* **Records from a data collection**
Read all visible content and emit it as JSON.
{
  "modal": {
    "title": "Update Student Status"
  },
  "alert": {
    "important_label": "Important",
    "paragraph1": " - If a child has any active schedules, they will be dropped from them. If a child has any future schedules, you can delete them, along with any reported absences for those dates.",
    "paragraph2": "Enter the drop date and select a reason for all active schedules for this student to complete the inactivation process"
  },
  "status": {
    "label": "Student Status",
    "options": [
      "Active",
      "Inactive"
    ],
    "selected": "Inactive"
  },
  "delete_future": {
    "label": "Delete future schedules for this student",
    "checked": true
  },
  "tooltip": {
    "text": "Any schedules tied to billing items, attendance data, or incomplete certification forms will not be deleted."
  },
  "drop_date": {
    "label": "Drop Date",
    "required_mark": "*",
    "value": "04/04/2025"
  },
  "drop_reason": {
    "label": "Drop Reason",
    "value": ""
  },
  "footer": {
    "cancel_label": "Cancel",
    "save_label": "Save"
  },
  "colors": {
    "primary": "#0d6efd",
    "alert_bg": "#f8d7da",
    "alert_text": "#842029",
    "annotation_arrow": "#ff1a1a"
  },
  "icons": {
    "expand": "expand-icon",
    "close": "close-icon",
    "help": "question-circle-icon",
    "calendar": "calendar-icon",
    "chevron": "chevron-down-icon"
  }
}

* **Objective**
What do the records say? Quote them all exactly.

* **Finished answer**
Read all visible content and emit it as JSON.
{
  "modal": {
    "title": "Update Student Status"
  },
  "alert": {
    "important_label": "Important",
    "paragraph1": " - If a child has any active schedules, they will be dropped from them. If a child has any future schedules, you can delete them, along with any reported absences for those dates.",
    "paragraph2": "Enter the drop date and select a reason for all active schedules for this student to complete the inactivation process"
  },
  "status": {
    "label": "Student Status",
    "options": [
      "Active",
      "Inactive"
    ],
    "selected": "Inactive"
  },
  "delete_future": {
    "label": "Delete future schedules for this student",
    "checked": true
  },
  "tooltip": {
    "text": "Any schedules tied to billing items, attendance data, or incomplete certification forms will not be deleted."
  },
  "drop_date": {
    "label": "Drop Date",
    "required_mark": "*",
    "value": "04/04/2025"
  },
  "drop_reason": {
    "label": "Drop Reason",
    "value": ""
  },
  "footer": {
    "cancel_label": "Cancel",
    "save_label": "Save"
  },
  "colors": {
    "primary": "#0d6efd",
    "alert_bg": "#f8d7da",
    "alert_text": "#842029",
    "annotation_arrow": "#ff1a1a"
  },
  "icons": {
    "expand": "expand-icon",
    "close": "close-icon",
    "help": "question-circle-icon",
    "calendar": "calendar-icon",
    "chevron": "chevron-down-icon"
  }
}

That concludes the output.